### Work to be completed
Give the listing again exactly, omitting its images.

------------------------------------------------

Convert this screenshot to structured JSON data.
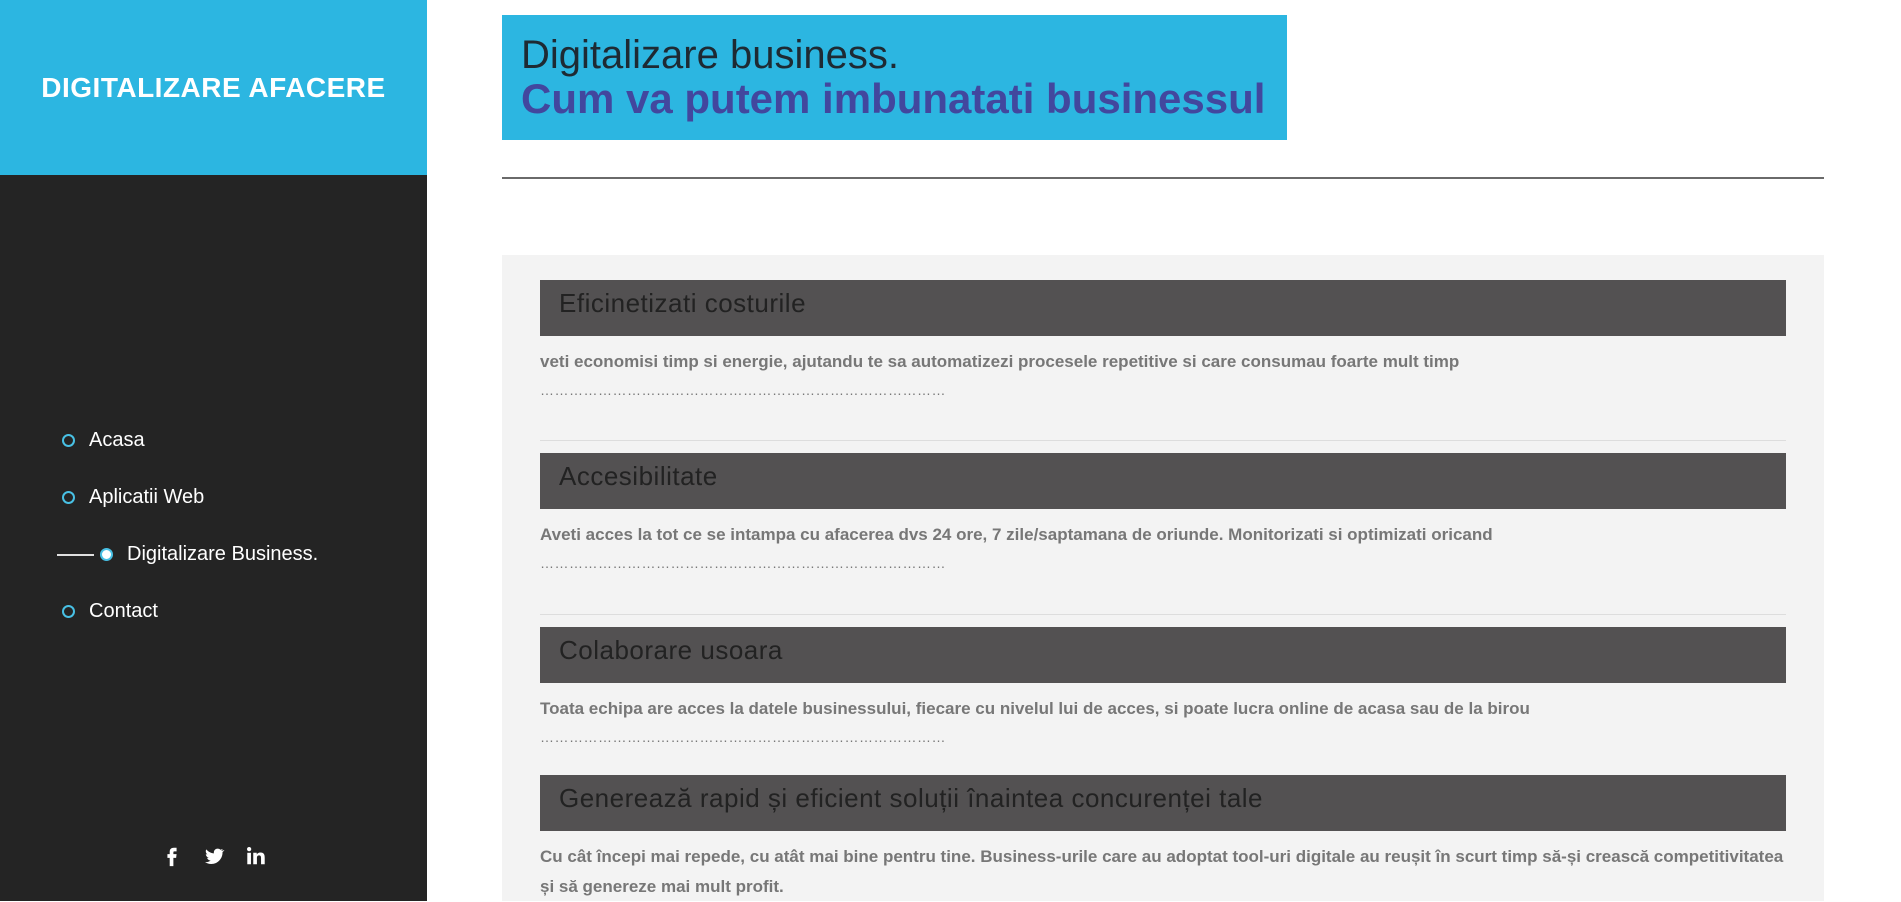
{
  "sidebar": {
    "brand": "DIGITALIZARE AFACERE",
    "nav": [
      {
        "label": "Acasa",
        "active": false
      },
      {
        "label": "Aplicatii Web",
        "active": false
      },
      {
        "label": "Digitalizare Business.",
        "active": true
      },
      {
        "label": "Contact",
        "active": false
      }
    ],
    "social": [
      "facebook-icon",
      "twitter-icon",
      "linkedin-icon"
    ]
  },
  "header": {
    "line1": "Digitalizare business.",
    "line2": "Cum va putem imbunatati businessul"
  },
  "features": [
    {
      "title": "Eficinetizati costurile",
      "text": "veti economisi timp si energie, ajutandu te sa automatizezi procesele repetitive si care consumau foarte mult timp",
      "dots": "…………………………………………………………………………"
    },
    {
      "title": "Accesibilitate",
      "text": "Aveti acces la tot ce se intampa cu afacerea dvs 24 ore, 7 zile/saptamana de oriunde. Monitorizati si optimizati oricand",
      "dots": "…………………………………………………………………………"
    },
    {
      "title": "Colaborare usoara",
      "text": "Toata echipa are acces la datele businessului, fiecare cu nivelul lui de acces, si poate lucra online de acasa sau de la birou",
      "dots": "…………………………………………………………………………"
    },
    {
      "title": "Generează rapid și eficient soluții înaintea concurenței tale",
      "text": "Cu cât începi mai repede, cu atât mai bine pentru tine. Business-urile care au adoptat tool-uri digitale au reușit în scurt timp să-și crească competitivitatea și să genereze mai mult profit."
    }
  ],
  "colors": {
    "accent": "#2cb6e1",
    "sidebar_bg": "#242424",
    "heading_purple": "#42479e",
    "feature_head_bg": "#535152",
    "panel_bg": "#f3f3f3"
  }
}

------------------------------------------------

### Response for this exercise
Convert this screenshot to structured JSON data.
{
  "sidebar": {
    "brand": "DIGITALIZARE AFACERE",
    "nav": [
      {
        "label": "Acasa",
        "active": false
      },
      {
        "label": "Aplicatii Web",
        "active": false
      },
      {
        "label": "Digitalizare Business.",
        "active": true
      },
      {
        "label": "Contact",
        "active": false
      }
    ],
    "social": [
      "facebook-icon",
      "twitter-icon",
      "linkedin-icon"
    ]
  },
  "header": {
    "line1": "Digitalizare business.",
    "line2": "Cum va putem imbunatati businessul"
  },
  "features": [
    {
      "title": "Eficinetizati costurile",
      "text": "veti economisi timp si energie, ajutandu te sa automatizezi procesele repetitive si care consumau foarte mult timp",
      "dots": "…………………………………………………………………………"
    },
    {
      "title": "Accesibilitate",
      "text": "Aveti acces la tot ce se intampa cu afacerea dvs 24 ore, 7 zile/saptamana de oriunde. Monitorizati si optimizati oricand",
      "dots": "…………………………………………………………………………"
    },
    {
      "title": "Colaborare usoara",
      "text": "Toata echipa are acces la datele businessului, fiecare cu nivelul lui de acces, si poate lucra online de acasa sau de la birou",
      "dots": "…………………………………………………………………………"
    },
    {
      "title": "Generează rapid și eficient soluții înaintea concurenței tale",
      "text": "Cu cât începi mai repede, cu atât mai bine pentru tine. Business-urile care au adoptat tool-uri digitale au reușit în scurt timp să-și crească competitivitatea și să genereze mai mult profit."
    }
  ],
  "colors": {
    "accent": "#2cb6e1",
    "sidebar_bg": "#242424",
    "heading_purple": "#42479e",
    "feature_head_bg": "#535152",
    "panel_bg": "#f3f3f3"
  }
}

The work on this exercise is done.